— REQUIREMENT —
Pick up the forum thread about the Porter Cable framing nail gun that leaks air from its exhaust port, and continue it from the point where it ends.

— TEXT SEGMENT —
## Begin

# Porter Cable FR350A Framing Nail Gun continually leaking air from exhaust port



## Texican57 (11 mo ago)

Air pressure too high?


----------



## frankpc (9 mo ago)

No. As the pressure builds up from zero psi, air leaks out of the exhaust port. My compressor is just a Porter Cable pancake unit. Air escapes from the nailer's exhaust port slowly enough to allow the pressure of the compressor to slowly build. After the pressure gets to maybe 20 or 30 pounds, I shut off the compressor so that I can hear and feel the air escaping.

thanks for the help!


----------



## Old Thomas (Nov 28, 2019)

The nail gun needs a quick rebuild consisting of new seals and o rings and any worn parts. If it was done, either it wasn’t done right or a defective part was overlooked. My suppliers used to do it overnight for $25 to $50, depending on what they replaced. I used to have that happen in cold weather if I didn’t warm up my nail guns before using them. O rings and seals would crack or shatter. I had a school bus heater in my step van and I kept my guns by it on the way to the job.


----------



## frankpc (9 mo ago)

Thank you O. T. 

I'll take the gun apart and recheck the O rings and other parts.

One question: If the trigger assembly is working correctly, is air allowed to bypass it and enter the main chamber of the gun?


----------



## Old Thomas (Nov 28, 2019)

The air chamber on the gun should be refilled with compressed air after every shot. That compressed air is what fires the next nail. The trigger releases the air stored in the chamber to fire each nail, then the chamber fills for the next shot. The trigger does not fill the chamber, it releases it.


----------



## frankpc (9 mo ago)

thank you O. T. for the explanation...
Well... I've taken it apart 12 or 15 times. Still haven't found the problem. O rings look good and are well greased/oiled. I've put the new trigger assembly in as well as the original. The O rings on them look fine. Air only leaks from the exhaust port. Truth is... the original parts look OK except for the only broken part, which was the collar. But its replacement fits properly and is in good shape.

I'm out of ideas. Very strange! 
Thanks for the help!


----------



## ront02769 (Nov 28, 2008)

Rthe my porter cable gun started leaking maybe five years back I took it to local lumber yard for rebuild. Estimate was like a hundred and twenty five bucks. Bought a new hitachi cordless gas powered gun for an extra hundred. Weill going today five years later. In your case you can grab a new metabo brand (was hitachi) or like $175.


----------



## frankpc (9 mo ago)

Thank you ront... I ended up buying a used FR350B in "good" condition on Amazon for $50. I've only shot 3 ea. 16 penny nails with it for test, but all three worked fine. And no air leaks. Time will tell. I don't know why someone's used FR350B would end up on Amazon. 

As far as my FR350A is concerned, I'd just like to figure out why it leaks air even if I never use it again. A real mystery. The person who borrowed it spent $70 or so buying a rebuild kit and a new collar. Probably more. But even after him rebuilding it and me rebuilding it with new and used stuff too many times, it still leaks air. I don't get it !!!

Thanks again for the advice !!


----------



## steves7839 (Aug 18, 2019)

## End

Page element annotations
## Begin

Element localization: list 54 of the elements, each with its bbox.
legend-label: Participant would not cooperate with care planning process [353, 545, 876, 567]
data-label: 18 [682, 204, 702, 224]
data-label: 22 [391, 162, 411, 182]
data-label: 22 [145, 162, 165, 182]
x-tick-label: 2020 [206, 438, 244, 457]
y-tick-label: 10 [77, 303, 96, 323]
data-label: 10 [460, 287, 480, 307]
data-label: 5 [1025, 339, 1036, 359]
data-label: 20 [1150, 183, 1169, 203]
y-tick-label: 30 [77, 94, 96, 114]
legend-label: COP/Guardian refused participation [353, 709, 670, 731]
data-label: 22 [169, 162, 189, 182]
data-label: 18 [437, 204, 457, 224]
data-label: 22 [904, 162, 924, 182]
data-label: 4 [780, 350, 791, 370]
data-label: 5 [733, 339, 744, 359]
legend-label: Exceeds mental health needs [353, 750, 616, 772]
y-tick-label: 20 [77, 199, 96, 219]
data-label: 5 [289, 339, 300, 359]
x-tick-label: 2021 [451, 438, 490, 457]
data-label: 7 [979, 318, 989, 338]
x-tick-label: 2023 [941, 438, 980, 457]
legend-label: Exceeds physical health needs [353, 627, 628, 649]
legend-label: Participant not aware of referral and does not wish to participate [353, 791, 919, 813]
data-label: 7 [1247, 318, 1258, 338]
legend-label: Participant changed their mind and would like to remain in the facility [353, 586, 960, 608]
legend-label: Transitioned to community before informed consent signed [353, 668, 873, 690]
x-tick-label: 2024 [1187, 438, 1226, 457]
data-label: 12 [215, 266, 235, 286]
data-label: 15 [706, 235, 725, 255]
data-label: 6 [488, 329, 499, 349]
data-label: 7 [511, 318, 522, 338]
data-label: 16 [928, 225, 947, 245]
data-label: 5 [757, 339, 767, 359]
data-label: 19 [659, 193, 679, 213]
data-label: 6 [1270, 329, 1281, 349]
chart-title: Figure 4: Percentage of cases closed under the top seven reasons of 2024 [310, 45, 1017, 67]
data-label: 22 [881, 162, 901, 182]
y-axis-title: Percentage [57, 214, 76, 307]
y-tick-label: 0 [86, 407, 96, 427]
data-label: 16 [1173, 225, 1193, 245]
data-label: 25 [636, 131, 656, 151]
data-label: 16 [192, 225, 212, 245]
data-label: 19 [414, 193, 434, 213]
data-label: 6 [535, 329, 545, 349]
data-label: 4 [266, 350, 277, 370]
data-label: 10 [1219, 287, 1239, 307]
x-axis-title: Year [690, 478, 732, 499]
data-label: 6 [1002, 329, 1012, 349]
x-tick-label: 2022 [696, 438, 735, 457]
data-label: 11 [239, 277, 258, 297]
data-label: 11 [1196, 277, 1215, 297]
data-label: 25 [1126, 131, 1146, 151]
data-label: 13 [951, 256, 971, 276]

## End

— ANSWER —
frankpc said:


> As far as my FR350A is concerned, I'd just like to figure out why it leaks air even if I never use it again. A real mystery. The person who borrowed it spent $70 or so buying a rebuild kit and a new collar. Probably more. But even after him rebuilding it and me rebuilding it with new and used stuff too many times, it still leaks air. I don't get it !!!


I've been rebuilding used nailers for a few years now. One consistent cause of comeback cap air leaks has been the "head valve". Its function is to seal the cylinder from air pressure except during the firing sequence. Even though it might look intact it may have a micro crack or embedded grit. I've learned to replace them preventatively if at all discolored.


----------



## frankpc (9 mo ago)

I did replace the plastic piece. Can you describe the appearance of "discoloration" ?

A friend rebuilt the gun. As such I have doubts about the inner O-ring in the head valve. It seems the O-ring that was there initially, was shaped from 'square' rubber. The O-ring that is in it now is a typical O-ring. It seems to seal, but it doesn't appear to be like what the original 'may' have been. Should it be of square material?

Thank you for the help!


----------



## steves7839 (Aug 18, 2019)

frankpc said:


> I did replace the plastic piece. Can you describe the appearance of "discoloration" ?
> 
> Should it be of square material?



New head valves are translucent white in color. Anything brown, yellow, or with embedded grit on the cylinder mating surface qualifies for replacement. Also check the plastic piece under the head valve spring for the same condition. And verify the metal ‘special washer’ inside the head valve is intact.

Both head valve o-rings are standard Buna-N o-rings with circular cross section.


----------



## frankpc (9 mo ago)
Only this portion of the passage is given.